Records contained in a dataset:
## begin
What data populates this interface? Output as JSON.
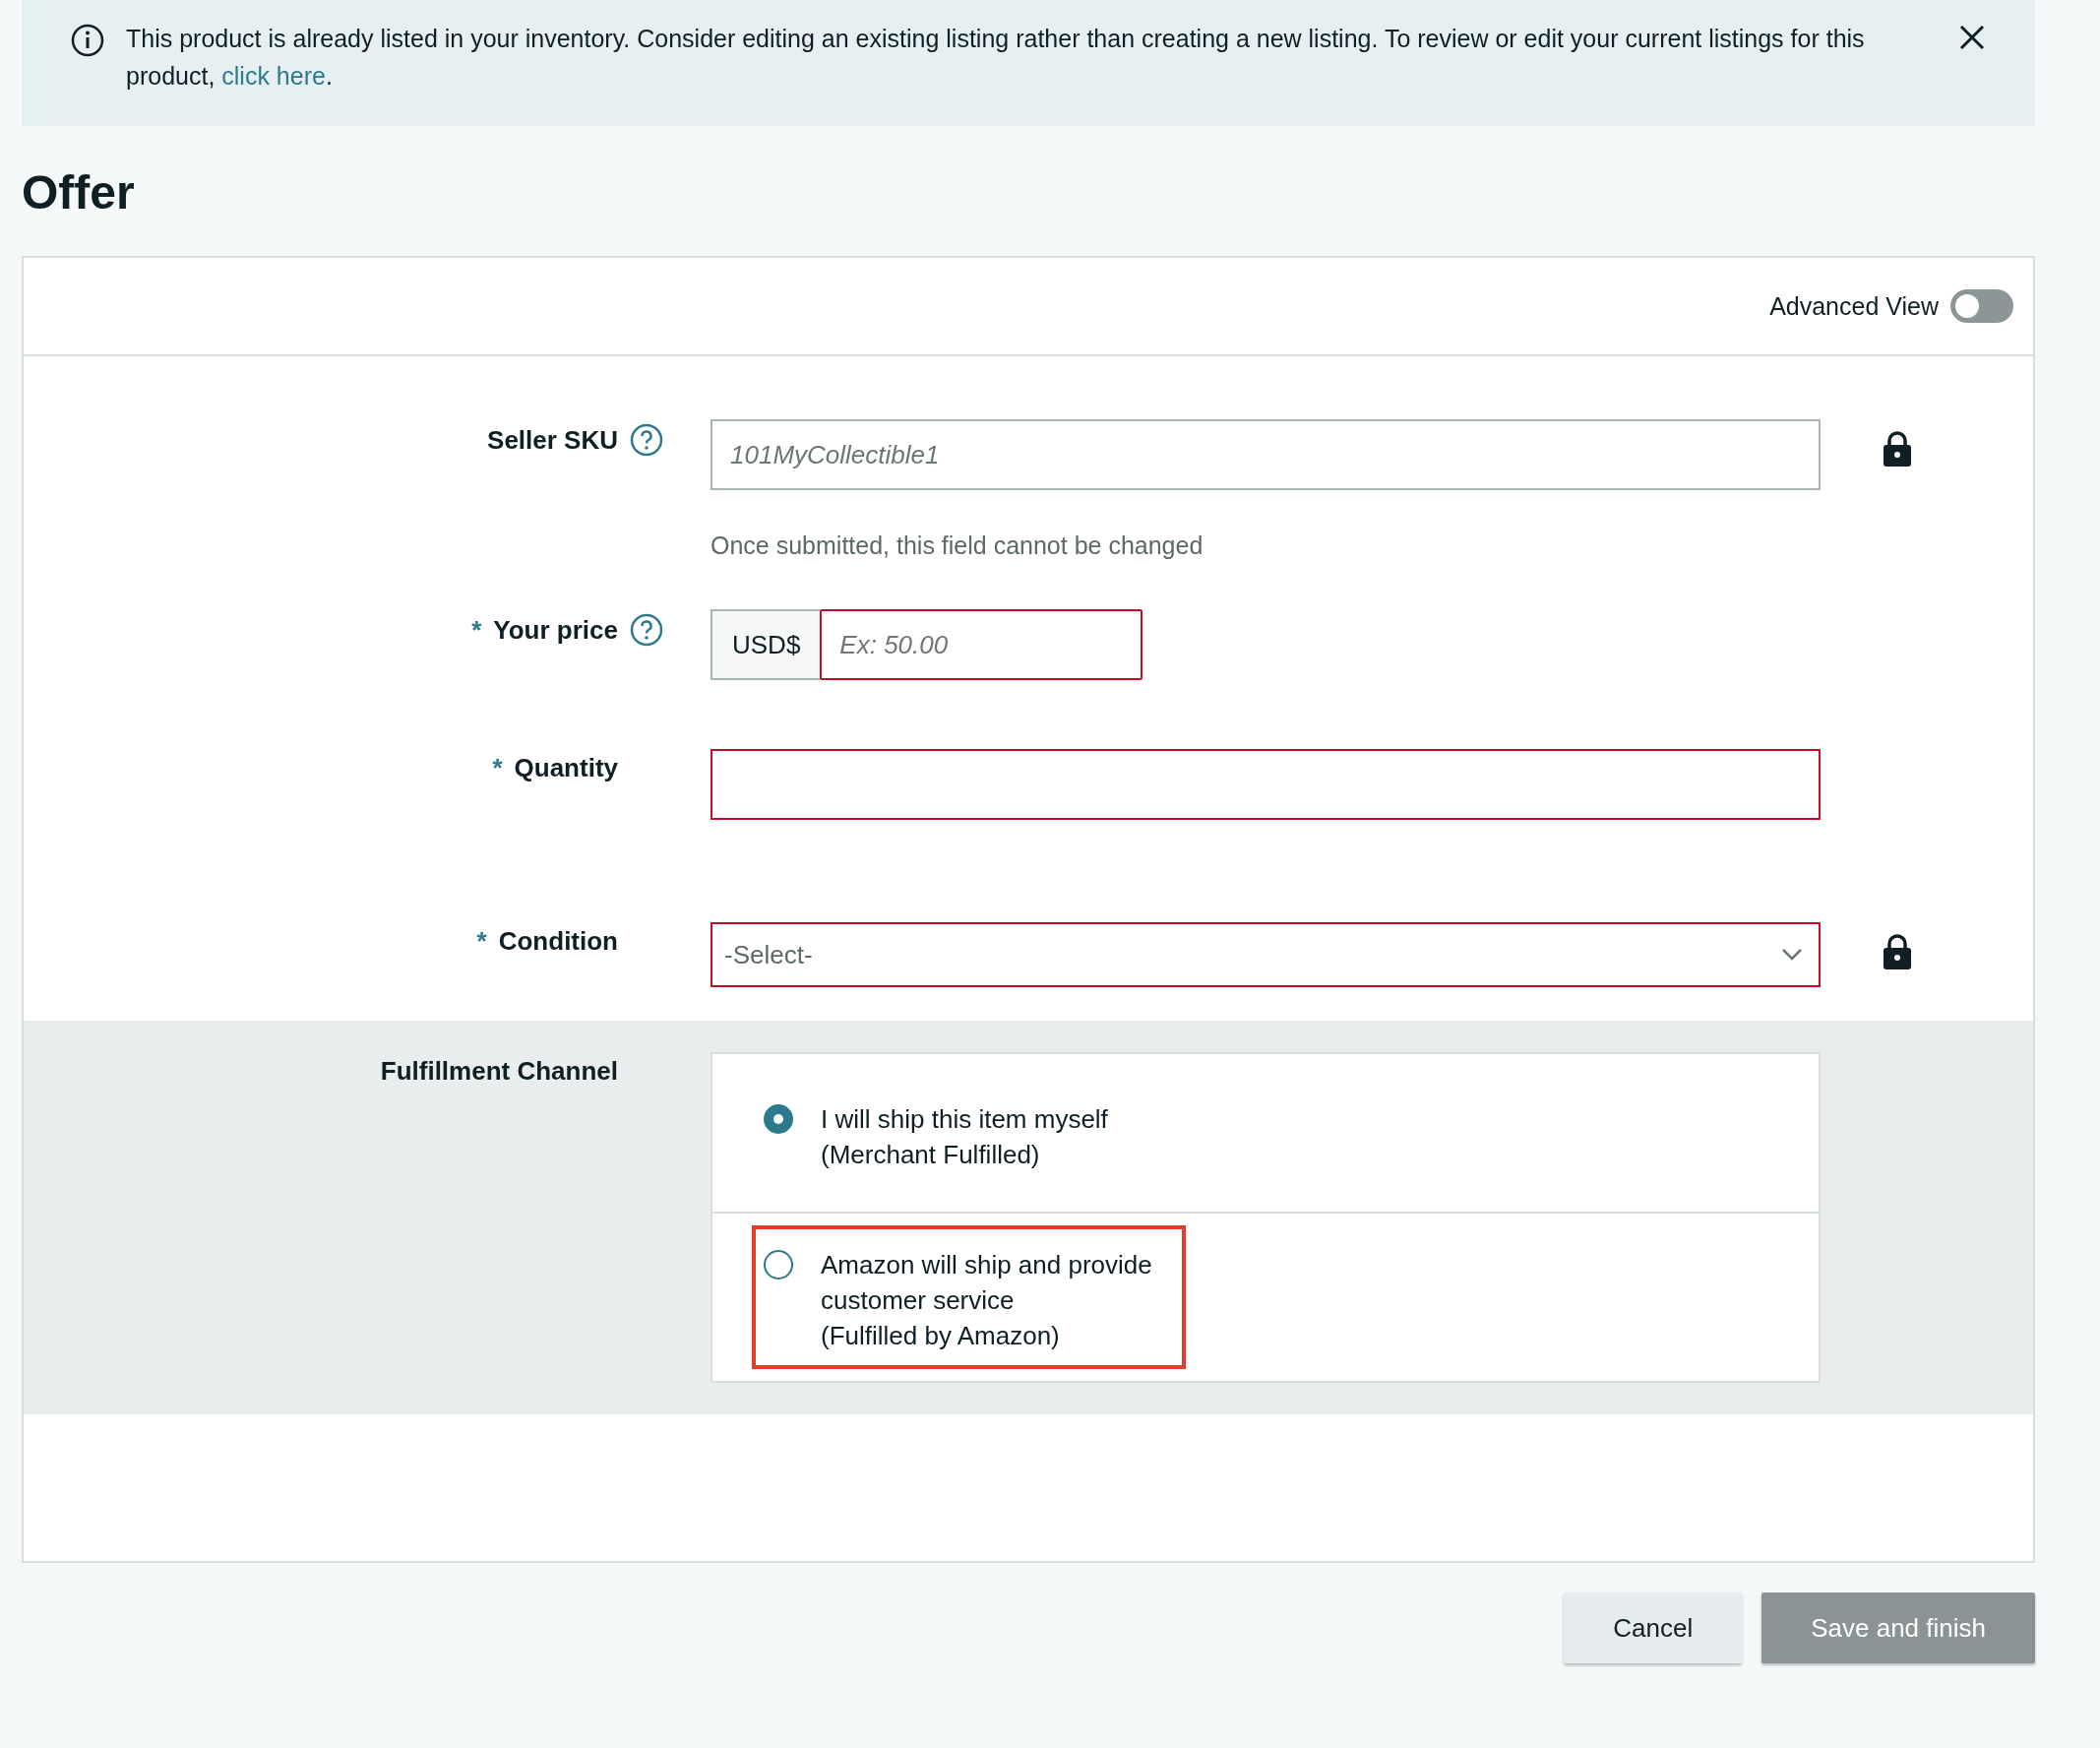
{
  "banner": {
    "text": "This product is already listed in your inventory. Consider editing an existing listing rather than creating a new listing. To review or edit your current listings for this product, ",
    "link": "click here",
    "after": "."
  },
  "title": "Offer",
  "advanced_view": {
    "label": "Advanced View",
    "on": false
  },
  "fields": [
    {
      "kind": "text",
      "label": "Seller SKU",
      "help": true,
      "value": "101MyCollectible1",
      "locked": true,
      "invalid": false,
      "note": "Once submitted, this field cannot be changed"
    },
    {
      "kind": "price",
      "label": "Your price",
      "marker": "*",
      "help": true,
      "prefix": "USD$",
      "placeholder": "Ex: 50.00",
      "locked": false,
      "invalid": true
    },
    {
      "kind": "text",
      "label": "Quantity",
      "marker": "*",
      "help": false,
      "locked": false,
      "invalid": true
    },
    {
      "kind": "select",
      "label": "Condition",
      "marker": "*",
      "help": false,
      "value": "-Select-",
      "locked": true,
      "invalid": true
    }
  ],
  "fulfillment": {
    "label": "Fulfillment Channel",
    "options": [
      {
        "lines": [
          "I will ship this item myself",
          "(Merchant Fulfilled)"
        ],
        "selected": true,
        "highlighted": false
      },
      {
        "lines": [
          "Amazon will ship and provide",
          "customer service",
          "(Fulfilled by Amazon)"
        ],
        "selected": false,
        "highlighted": true
      }
    ]
  },
  "buttons": [
    {
      "label": "Cancel",
      "kind": "secondary"
    },
    {
      "label": "Save and finish",
      "kind": "primary"
    }
  ]
}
## end
WHAT IS BEING ASKED - Reproduce the full listing above verbatim, with no pictures included.

TASK RESPONSE -
What data populates this interface? Output as JSON.
{
  "banner": {
    "text": "This product is already listed in your inventory. Consider editing an existing listing rather than creating a new listing. To review or edit your current listings for this product, ",
    "link": "click here",
    "after": "."
  },
  "title": "Offer",
  "advanced_view": {
    "label": "Advanced View",
    "on": false
  },
  "fields": [
    {
      "kind": "text",
      "label": "Seller SKU",
      "help": true,
      "value": "101MyCollectible1",
      "locked": true,
      "invalid": false,
      "note": "Once submitted, this field cannot be changed"
    },
    {
      "kind": "price",
      "label": "Your price",
      "marker": "*",
      "help": true,
      "prefix": "USD$",
      "placeholder": "Ex: 50.00",
      "locked": false,
      "invalid": true
    },
    {
      "kind": "text",
      "label": "Quantity",
      "marker": "*",
      "help": false,
      "locked": false,
      "invalid": true
    },
    {
      "kind": "select",
      "label": "Condition",
      "marker": "*",
      "help": false,
      "value": "-Select-",
      "locked": true,
      "invalid": true
    }
  ],
  "fulfillment": {
    "label": "Fulfillment Channel",
    "options": [
      {
        "lines": [
          "I will ship this item myself",
          "(Merchant Fulfilled)"
        ],
        "selected": true,
        "highlighted": false
      },
      {
        "lines": [
          "Amazon will ship and provide",
          "customer service",
          "(Fulfilled by Amazon)"
        ],
        "selected": false,
        "highlighted": true
      }
    ]
  },
  "buttons": [
    {
      "label": "Cancel",
      "kind": "secondary"
    },
    {
      "label": "Save and finish",
      "kind": "primary"
    }
  ]
}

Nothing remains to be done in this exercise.